PROBLEM ->
Would you retype all of these records exactly?

EXCERPTED RECORDS ->
★ ★ ★ ★ ★

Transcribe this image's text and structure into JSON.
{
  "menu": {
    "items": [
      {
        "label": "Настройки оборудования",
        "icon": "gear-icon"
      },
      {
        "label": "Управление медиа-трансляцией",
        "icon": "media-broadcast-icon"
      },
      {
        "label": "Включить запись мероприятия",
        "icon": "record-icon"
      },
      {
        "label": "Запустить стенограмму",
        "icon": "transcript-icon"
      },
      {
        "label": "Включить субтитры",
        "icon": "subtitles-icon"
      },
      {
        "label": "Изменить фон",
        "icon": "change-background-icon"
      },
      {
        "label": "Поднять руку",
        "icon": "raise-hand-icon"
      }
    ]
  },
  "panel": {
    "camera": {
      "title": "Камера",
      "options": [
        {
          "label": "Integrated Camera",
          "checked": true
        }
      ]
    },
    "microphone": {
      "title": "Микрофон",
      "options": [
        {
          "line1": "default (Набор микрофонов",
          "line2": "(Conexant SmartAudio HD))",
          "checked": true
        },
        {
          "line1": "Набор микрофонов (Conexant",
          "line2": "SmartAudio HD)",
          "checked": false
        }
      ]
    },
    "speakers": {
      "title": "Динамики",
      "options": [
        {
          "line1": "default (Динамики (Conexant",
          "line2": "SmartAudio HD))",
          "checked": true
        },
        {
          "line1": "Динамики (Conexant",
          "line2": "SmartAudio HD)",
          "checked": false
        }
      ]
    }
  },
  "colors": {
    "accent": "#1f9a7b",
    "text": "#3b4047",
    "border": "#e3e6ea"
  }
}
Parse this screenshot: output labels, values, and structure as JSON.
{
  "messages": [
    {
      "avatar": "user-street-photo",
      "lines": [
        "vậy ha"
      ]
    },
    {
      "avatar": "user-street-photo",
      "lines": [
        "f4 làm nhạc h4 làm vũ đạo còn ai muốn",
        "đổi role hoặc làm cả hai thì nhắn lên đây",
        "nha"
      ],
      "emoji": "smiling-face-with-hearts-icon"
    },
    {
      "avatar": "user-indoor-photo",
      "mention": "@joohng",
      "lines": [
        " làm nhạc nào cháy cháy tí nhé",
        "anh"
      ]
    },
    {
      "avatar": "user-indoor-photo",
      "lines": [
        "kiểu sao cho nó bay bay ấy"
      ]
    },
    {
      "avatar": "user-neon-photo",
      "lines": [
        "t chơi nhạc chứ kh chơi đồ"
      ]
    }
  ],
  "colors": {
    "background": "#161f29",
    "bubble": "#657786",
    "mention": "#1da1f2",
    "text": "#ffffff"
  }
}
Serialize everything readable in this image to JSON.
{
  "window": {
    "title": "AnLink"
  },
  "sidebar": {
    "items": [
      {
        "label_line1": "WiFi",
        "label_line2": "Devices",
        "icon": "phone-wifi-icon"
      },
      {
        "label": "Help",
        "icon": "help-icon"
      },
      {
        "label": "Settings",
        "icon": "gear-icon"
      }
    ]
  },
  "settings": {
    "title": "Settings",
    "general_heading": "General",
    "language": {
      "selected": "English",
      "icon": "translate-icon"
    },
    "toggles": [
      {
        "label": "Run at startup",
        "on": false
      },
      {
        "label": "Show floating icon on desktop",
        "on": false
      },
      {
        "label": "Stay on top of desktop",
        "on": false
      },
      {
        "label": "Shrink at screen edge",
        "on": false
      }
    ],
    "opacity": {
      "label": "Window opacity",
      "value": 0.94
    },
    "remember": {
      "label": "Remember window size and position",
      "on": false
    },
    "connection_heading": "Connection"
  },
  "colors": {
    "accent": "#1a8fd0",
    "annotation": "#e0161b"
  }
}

★ ★ ★ ★ ★

COMPLETED TASK ->
Transcribe this image's text and structure into JSON.
{
  "menu": {
    "items": [
      {
        "label": "Настройки оборудования",
        "icon": "gear-icon"
      },
      {
        "label": "Управление медиа-трансляцией",
        "icon": "media-broadcast-icon"
      },
      {
        "label": "Включить запись мероприятия",
        "icon": "record-icon"
      },
      {
        "label": "Запустить стенограмму",
        "icon": "transcript-icon"
      },
      {
        "label": "Включить субтитры",
        "icon": "subtitles-icon"
      },
      {
        "label": "Изменить фон",
        "icon": "change-background-icon"
      },
      {
        "label": "Поднять руку",
        "icon": "raise-hand-icon"
      }
    ]
  },
  "panel": {
    "camera": {
      "title": "Камера",
      "options": [
        {
          "label": "Integrated Camera",
          "checked": true
        }
      ]
    },
    "microphone": {
      "title": "Микрофон",
      "options": [
        {
          "line1": "default (Набор микрофонов",
          "line2": "(Conexant SmartAudio HD))",
          "checked": true
        },
        {
          "line1": "Набор микрофонов (Conexant",
          "line2": "SmartAudio HD)",
          "checked": false
        }
      ]
    },
    "speakers": {
      "title": "Динамики",
      "options": [
        {
          "line1": "default (Динамики (Conexant",
          "line2": "SmartAudio HD))",
          "checked": true
        },
        {
          "line1": "Динамики (Conexant",
          "line2": "SmartAudio HD)",
          "checked": false
        }
      ]
    }
  },
  "colors": {
    "accent": "#1f9a7b",
    "text": "#3b4047",
    "border": "#e3e6ea"
  }
}
Parse this screenshot: output labels, values, and structure as JSON.
{
  "messages": [
    {
      "avatar": "user-street-photo",
      "lines": [
        "vậy ha"
      ]
    },
    {
      "avatar": "user-street-photo",
      "lines": [
        "f4 làm nhạc h4 làm vũ đạo còn ai muốn",
        "đổi role hoặc làm cả hai thì nhắn lên đây",
        "nha"
      ],
      "emoji": "smiling-face-with-hearts-icon"
    },
    {
      "avatar": "user-indoor-photo",
      "mention": "@joohng",
      "lines": [
        " làm nhạc nào cháy cháy tí nhé",
        "anh"
      ]
    },
    {
      "avatar": "user-indoor-photo",
      "lines": [
        "kiểu sao cho nó bay bay ấy"
      ]
    },
    {
      "avatar": "user-neon-photo",
      "lines": [
        "t chơi nhạc chứ kh chơi đồ"
      ]
    }
  ],
  "colors": {
    "background": "#161f29",
    "bubble": "#657786",
    "mention": "#1da1f2",
    "text": "#ffffff"
  }
}
Serialize everything readable in this image to JSON.
{
  "window": {
    "title": "AnLink"
  },
  "sidebar": {
    "items": [
      {
        "label_line1": "WiFi",
        "label_line2": "Devices",
        "icon": "phone-wifi-icon"
      },
      {
        "label": "Help",
        "icon": "help-icon"
      },
      {
        "label": "Settings",
        "icon": "gear-icon"
      }
    ]
  },
  "settings": {
    "title": "Settings",
    "general_heading": "General",
    "language": {
      "selected": "English",
      "icon": "translate-icon"
    },
    "toggles": [
      {
        "label": "Run at startup",
        "on": false
      },
      {
        "label": "Show floating icon on desktop",
        "on": false
      },
      {
        "label": "Stay on top of desktop",
        "on": false
      },
      {
        "label": "Shrink at screen edge",
        "on": false
      }
    ],
    "opacity": {
      "label": "Window opacity",
      "value": 0.94
    },
    "remember": {
      "label": "Remember window size and position",
      "on": false
    },
    "connection_heading": "Connection"
  },
  "colors": {
    "accent": "#1a8fd0",
    "annotation": "#e0161b"
  }
}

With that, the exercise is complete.